## Problem:
Quote the entries that follow exactly, leaving none out.

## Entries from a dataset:
--- --- ---

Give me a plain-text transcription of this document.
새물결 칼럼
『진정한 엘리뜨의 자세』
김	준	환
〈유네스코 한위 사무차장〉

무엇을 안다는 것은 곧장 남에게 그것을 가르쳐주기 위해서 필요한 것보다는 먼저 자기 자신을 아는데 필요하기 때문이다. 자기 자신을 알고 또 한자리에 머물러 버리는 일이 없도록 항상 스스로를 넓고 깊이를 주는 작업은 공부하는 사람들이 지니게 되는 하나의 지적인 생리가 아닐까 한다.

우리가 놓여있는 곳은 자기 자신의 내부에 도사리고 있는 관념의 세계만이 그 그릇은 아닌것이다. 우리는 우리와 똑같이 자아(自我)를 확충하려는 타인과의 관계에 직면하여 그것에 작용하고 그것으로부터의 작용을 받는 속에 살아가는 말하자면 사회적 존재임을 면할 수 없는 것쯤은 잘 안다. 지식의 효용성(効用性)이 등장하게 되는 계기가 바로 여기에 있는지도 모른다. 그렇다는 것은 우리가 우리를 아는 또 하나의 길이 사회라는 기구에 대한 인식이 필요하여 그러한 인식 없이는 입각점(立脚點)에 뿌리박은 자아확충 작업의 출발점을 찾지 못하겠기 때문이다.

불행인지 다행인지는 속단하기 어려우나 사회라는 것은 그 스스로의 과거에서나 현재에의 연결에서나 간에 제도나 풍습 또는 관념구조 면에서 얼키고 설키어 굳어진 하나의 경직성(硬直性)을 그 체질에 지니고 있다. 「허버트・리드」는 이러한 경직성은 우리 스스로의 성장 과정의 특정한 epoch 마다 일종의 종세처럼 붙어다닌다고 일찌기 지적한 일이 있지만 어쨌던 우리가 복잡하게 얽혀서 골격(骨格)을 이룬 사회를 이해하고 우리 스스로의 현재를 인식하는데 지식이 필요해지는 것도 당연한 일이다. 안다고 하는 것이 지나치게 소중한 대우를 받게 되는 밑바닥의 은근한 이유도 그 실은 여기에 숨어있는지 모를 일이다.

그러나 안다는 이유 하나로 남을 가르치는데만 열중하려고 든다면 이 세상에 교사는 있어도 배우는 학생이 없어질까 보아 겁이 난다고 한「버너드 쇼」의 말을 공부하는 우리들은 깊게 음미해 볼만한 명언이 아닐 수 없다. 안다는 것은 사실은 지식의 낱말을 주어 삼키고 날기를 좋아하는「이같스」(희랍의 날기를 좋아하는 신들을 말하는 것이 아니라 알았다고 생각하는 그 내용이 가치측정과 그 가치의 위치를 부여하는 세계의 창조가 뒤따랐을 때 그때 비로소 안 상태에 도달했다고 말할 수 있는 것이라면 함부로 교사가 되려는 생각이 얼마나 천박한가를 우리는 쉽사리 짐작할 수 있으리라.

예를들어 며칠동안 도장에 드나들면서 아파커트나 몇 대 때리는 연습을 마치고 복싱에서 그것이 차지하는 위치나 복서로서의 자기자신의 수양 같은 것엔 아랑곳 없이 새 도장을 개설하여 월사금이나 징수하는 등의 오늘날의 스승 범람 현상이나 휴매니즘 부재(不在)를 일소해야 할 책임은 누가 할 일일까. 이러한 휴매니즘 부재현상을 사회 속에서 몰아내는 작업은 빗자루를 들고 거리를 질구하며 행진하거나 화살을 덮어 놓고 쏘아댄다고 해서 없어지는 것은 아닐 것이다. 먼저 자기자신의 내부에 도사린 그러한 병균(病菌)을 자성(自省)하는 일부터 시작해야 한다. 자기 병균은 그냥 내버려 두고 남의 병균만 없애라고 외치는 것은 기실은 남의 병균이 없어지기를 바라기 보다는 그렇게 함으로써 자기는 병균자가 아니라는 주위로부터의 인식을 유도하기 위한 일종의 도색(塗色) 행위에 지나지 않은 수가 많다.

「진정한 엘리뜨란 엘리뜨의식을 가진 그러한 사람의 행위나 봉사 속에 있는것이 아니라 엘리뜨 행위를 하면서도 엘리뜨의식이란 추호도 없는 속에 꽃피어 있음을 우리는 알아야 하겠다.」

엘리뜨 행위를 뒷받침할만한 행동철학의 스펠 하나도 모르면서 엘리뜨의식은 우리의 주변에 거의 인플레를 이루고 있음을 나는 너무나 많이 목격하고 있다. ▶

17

--- --- ---

## Problem solution:
Give me a plain-text transcription of this document.
새물결 칼럼
『진정한 엘리뜨의 자세』
김	준	환
〈유네스코 한위 사무차장〉

무엇을 안다는 것은 곧장 남에게 그것을 가르쳐주기 위해서 필요한 것보다는 먼저 자기 자신을 아는데 필요하기 때문이다. 자기 자신을 알고 또 한자리에 머물러 버리는 일이 없도록 항상 스스로를 넓고 깊이를 주는 작업은 공부하는 사람들이 지니게 되는 하나의 지적인 생리가 아닐까 한다.

우리가 놓여있는 곳은 자기 자신의 내부에 도사리고 있는 관념의 세계만이 그 그릇은 아닌것이다. 우리는 우리와 똑같이 자아(自我)를 확충하려는 타인과의 관계에 직면하여 그것에 작용하고 그것으로부터의 작용을 받는 속에 살아가는 말하자면 사회적 존재임을 면할 수 없는 것쯤은 잘 안다. 지식의 효용성(効用性)이 등장하게 되는 계기가 바로 여기에 있는지도 모른다. 그렇다는 것은 우리가 우리를 아는 또 하나의 길이 사회라는 기구에 대한 인식이 필요하여 그러한 인식 없이는 입각점(立脚點)에 뿌리박은 자아확충 작업의 출발점을 찾지 못하겠기 때문이다.

불행인지 다행인지는 속단하기 어려우나 사회라는 것은 그 스스로의 과거에서나 현재에의 연결에서나 간에 제도나 풍습 또는 관념구조 면에서 얼키고 설키어 굳어진 하나의 경직성(硬直性)을 그 체질에 지니고 있다. 「허버트・리드」는 이러한 경직성은 우리 스스로의 성장 과정의 특정한 epoch 마다 일종의 종세처럼 붙어다닌다고 일찌기 지적한 일이 있지만 어쨌던 우리가 복잡하게 얽혀서 골격(骨格)을 이룬 사회를 이해하고 우리 스스로의 현재를 인식하는데 지식이 필요해지는 것도 당연한 일이다. 안다고 하는 것이 지나치게 소중한 대우를 받게 되는 밑바닥의 은근한 이유도 그 실은 여기에 숨어있는지 모를 일이다.

그러나 안다는 이유 하나로 남을 가르치는데만 열중하려고 든다면 이 세상에 교사는 있어도 배우는 학생이 없어질까 보아 겁이 난다고 한「버너드 쇼」의 말을 공부하는 우리들은 깊게 음미해 볼만한 명언이 아닐 수 없다. 안다는 것은 사실은 지식의 낱말을 주어 삼키고 날기를 좋아하는「이같스」(희랍의 날기를 좋아하는 신들을 말하는 것이 아니라 알았다고 생각하는 그 내용이 가치측정과 그 가치의 위치를 부여하는 세계의 창조가 뒤따랐을 때 그때 비로소 안 상태에 도달했다고 말할 수 있는 것이라면 함부로 교사가 되려는 생각이 얼마나 천박한가를 우리는 쉽사리 짐작할 수 있으리라.

예를들어 며칠동안 도장에 드나들면서 아파커트나 몇 대 때리는 연습을 마치고 복싱에서 그것이 차지하는 위치나 복서로서의 자기자신의 수양 같은 것엔 아랑곳 없이 새 도장을 개설하여 월사금이나 징수하는 등의 오늘날의 스승 범람 현상이나 휴매니즘 부재(不在)를 일소해야 할 책임은 누가 할 일일까. 이러한 휴매니즘 부재현상을 사회 속에서 몰아내는 작업은 빗자루를 들고 거리를 질구하며 행진하거나 화살을 덮어 놓고 쏘아댄다고 해서 없어지는 것은 아닐 것이다. 먼저 자기자신의 내부에 도사린 그러한 병균(病菌)을 자성(自省)하는 일부터 시작해야 한다. 자기 병균은 그냥 내버려 두고 남의 병균만 없애라고 외치는 것은 기실은 남의 병균이 없어지기를 바라기 보다는 그렇게 함으로써 자기는 병균자가 아니라는 주위로부터의 인식을 유도하기 위한 일종의 도색(塗色) 행위에 지나지 않은 수가 많다.

「진정한 엘리뜨란 엘리뜨의식을 가진 그러한 사람의 행위나 봉사 속에 있는것이 아니라 엘리뜨 행위를 하면서도 엘리뜨의식이란 추호도 없는 속에 꽃피어 있음을 우리는 알아야 하겠다.」

엘리뜨 행위를 뒷받침할만한 행동철학의 스펠 하나도 모르면서 엘리뜨의식은 우리의 주변에 거의 인플레를 이루고 있음을 나는 너무나 많이 목격하고 있다. ▶

17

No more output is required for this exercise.